BRIEF: Swap "point" for "marker" in the listing from its first line through the line containing "y-tick-label: 10% (42, 371, 82, 393)", inclusive, and give back only those lines with all else unchanged.

GIVEN RECORDS:
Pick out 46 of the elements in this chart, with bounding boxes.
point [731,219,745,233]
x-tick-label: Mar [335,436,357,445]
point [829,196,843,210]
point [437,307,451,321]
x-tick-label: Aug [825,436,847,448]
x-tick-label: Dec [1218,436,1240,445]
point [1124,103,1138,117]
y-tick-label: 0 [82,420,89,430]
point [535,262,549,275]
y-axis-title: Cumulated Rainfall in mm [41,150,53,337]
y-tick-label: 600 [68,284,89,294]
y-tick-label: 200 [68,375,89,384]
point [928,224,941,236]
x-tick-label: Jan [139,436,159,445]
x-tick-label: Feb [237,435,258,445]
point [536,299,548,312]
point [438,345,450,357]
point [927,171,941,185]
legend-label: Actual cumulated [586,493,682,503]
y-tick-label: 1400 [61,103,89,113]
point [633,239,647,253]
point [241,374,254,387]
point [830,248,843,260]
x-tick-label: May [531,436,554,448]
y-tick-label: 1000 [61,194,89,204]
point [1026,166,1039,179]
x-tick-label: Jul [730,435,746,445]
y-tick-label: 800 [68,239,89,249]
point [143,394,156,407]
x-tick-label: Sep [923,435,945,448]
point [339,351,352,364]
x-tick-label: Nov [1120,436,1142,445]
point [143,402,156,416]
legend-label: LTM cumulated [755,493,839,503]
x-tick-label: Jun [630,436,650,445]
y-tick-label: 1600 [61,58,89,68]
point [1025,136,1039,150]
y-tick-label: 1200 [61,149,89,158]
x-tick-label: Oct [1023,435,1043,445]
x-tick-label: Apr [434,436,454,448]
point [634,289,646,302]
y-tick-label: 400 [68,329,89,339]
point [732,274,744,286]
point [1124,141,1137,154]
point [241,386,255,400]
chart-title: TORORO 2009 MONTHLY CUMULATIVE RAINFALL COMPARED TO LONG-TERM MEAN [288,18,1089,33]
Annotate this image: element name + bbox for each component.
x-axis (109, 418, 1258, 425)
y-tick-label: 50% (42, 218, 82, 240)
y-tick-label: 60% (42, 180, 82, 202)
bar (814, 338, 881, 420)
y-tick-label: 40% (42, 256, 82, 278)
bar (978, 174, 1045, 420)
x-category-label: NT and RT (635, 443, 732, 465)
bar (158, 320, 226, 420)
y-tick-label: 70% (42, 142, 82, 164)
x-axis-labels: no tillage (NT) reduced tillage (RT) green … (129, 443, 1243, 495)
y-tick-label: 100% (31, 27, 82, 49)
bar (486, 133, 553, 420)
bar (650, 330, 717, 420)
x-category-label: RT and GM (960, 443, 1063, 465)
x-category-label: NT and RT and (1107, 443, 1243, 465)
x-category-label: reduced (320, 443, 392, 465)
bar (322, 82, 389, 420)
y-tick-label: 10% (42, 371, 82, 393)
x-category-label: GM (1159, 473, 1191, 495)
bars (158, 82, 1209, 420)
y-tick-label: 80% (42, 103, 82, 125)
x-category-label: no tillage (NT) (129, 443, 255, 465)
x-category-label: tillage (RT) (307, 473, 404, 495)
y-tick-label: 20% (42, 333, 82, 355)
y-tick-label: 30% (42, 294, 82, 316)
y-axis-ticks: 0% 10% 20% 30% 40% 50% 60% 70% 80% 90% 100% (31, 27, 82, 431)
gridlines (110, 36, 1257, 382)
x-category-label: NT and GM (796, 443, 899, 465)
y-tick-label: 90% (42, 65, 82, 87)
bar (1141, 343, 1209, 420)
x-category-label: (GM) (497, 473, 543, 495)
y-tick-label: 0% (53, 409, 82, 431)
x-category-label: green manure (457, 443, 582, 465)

COMPLETED EXERCISE:
Pick out 46 of the elements in this chart, with bounding boxes.
marker [731,219,745,233]
x-tick-label: Mar [335,436,357,445]
marker [829,196,843,210]
marker [437,307,451,321]
x-tick-label: Aug [825,436,847,448]
x-tick-label: Dec [1218,436,1240,445]
marker [1124,103,1138,117]
y-tick-label: 0 [82,420,89,430]
marker [535,262,549,275]
y-axis-title: Cumulated Rainfall in mm [41,150,53,337]
y-tick-label: 600 [68,284,89,294]
y-tick-label: 200 [68,375,89,384]
marker [928,224,941,236]
x-tick-label: Jan [139,436,159,445]
x-tick-label: Feb [237,435,258,445]
marker [536,299,548,312]
marker [438,345,450,357]
marker [927,171,941,185]
legend-label: Actual cumulated [586,493,682,503]
y-tick-label: 1400 [61,103,89,113]
marker [633,239,647,253]
marker [241,374,254,387]
marker [830,248,843,260]
x-tick-label: May [531,436,554,448]
y-tick-label: 1000 [61,194,89,204]
marker [1026,166,1039,179]
x-tick-label: Jul [730,435,746,445]
y-tick-label: 800 [68,239,89,249]
marker [143,394,156,407]
x-tick-label: Sep [923,435,945,448]
marker [339,351,352,364]
x-tick-label: Nov [1120,436,1142,445]
marker [143,402,156,416]
legend-label: LTM cumulated [755,493,839,503]
x-tick-label: Jun [630,436,650,445]
y-tick-label: 1600 [61,58,89,68]
marker [1025,136,1039,150]
y-tick-label: 1200 [61,149,89,158]
x-tick-label: Oct [1023,435,1043,445]
x-tick-label: Apr [434,436,454,448]
marker [634,289,646,302]
y-tick-label: 400 [68,329,89,339]
marker [732,274,744,286]
marker [1124,141,1137,154]
marker [241,386,255,400]
chart-title: TORORO 2009 MONTHLY CUMULATIVE RAINFALL COMPARED TO LONG-TERM MEAN [288,18,1089,33]
Annotate this image: element name + bbox for each component.
x-axis (109, 418, 1258, 425)
y-tick-label: 50% (42, 218, 82, 240)
y-tick-label: 60% (42, 180, 82, 202)
bar (814, 338, 881, 420)
y-tick-label: 40% (42, 256, 82, 278)
bar (978, 174, 1045, 420)
x-category-label: NT and RT (635, 443, 732, 465)
bar (158, 320, 226, 420)
y-tick-label: 70% (42, 142, 82, 164)
x-axis-labels: no tillage (NT) reduced tillage (RT) green … (129, 443, 1243, 495)
y-tick-label: 100% (31, 27, 82, 49)
bar (486, 133, 553, 420)
bar (650, 330, 717, 420)
x-category-label: RT and GM (960, 443, 1063, 465)
x-category-label: NT and RT and (1107, 443, 1243, 465)
x-category-label: reduced (320, 443, 392, 465)
bar (322, 82, 389, 420)
y-tick-label: 10% (42, 371, 82, 393)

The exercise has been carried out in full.